start Material provided

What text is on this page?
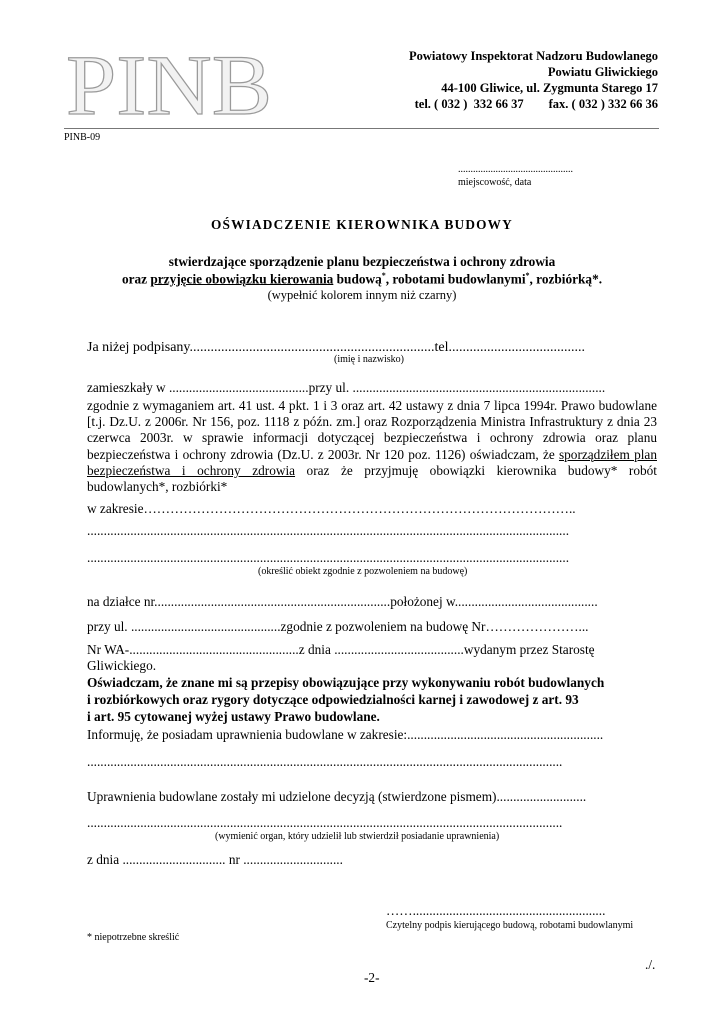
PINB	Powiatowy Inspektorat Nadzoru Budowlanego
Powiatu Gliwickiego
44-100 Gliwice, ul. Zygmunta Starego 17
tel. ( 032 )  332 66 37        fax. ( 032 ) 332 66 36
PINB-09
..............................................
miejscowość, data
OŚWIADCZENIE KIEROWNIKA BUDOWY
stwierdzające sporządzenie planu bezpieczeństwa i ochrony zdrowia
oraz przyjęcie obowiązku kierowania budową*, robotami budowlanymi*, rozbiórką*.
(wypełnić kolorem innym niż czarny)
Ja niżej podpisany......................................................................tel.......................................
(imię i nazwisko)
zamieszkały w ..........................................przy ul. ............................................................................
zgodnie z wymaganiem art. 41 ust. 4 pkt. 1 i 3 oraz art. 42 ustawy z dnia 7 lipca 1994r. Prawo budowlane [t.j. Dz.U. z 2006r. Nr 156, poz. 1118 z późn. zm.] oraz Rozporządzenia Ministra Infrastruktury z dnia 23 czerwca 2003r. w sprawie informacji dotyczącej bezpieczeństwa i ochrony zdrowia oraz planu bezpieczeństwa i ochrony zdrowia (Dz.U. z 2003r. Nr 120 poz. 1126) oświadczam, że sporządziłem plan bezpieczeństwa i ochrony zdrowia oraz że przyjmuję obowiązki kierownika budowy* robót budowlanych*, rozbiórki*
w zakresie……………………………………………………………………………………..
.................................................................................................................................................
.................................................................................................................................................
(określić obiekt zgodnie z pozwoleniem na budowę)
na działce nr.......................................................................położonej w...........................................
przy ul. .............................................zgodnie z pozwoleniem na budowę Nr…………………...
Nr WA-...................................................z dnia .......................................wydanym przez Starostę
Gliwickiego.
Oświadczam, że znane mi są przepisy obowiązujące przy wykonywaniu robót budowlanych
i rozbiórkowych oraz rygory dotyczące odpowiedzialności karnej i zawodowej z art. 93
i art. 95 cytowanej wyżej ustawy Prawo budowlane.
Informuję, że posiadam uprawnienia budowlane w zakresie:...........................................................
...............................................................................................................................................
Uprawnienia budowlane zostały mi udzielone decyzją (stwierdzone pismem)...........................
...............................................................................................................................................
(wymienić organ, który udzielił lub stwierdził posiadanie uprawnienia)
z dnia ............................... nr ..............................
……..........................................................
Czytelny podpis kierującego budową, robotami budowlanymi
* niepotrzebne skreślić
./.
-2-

end Material provided

Check each line of the records above for "Prawo", and copy those that have it.

zgodnie z wymaganiem art. 41 ust. 4 pkt. 1 i 3 oraz art. 42 ustawy z dnia 7 lipca 1994r. Prawo budowlane [t.j. Dz.U. z 2006r. Nr 156, poz. 1118 z późn. zm.] oraz Rozporządzenia Ministra Infrastruktury z dnia 23 czerwca 2003r. w sprawie informacji dotyczącej bezpieczeństwa i ochrony zdrowia oraz planu bezpieczeństwa i ochrony zdrowia (Dz.U. z 2003r. Nr 120 poz. 1126) oświadczam, że sporządziłem plan bezpieczeństwa i ochrony zdrowia oraz że przyjmuję obowiązki kierownika budowy* robót budowlanych*, rozbiórki*
i art. 95 cytowanej wyżej ustawy Prawo budowlane.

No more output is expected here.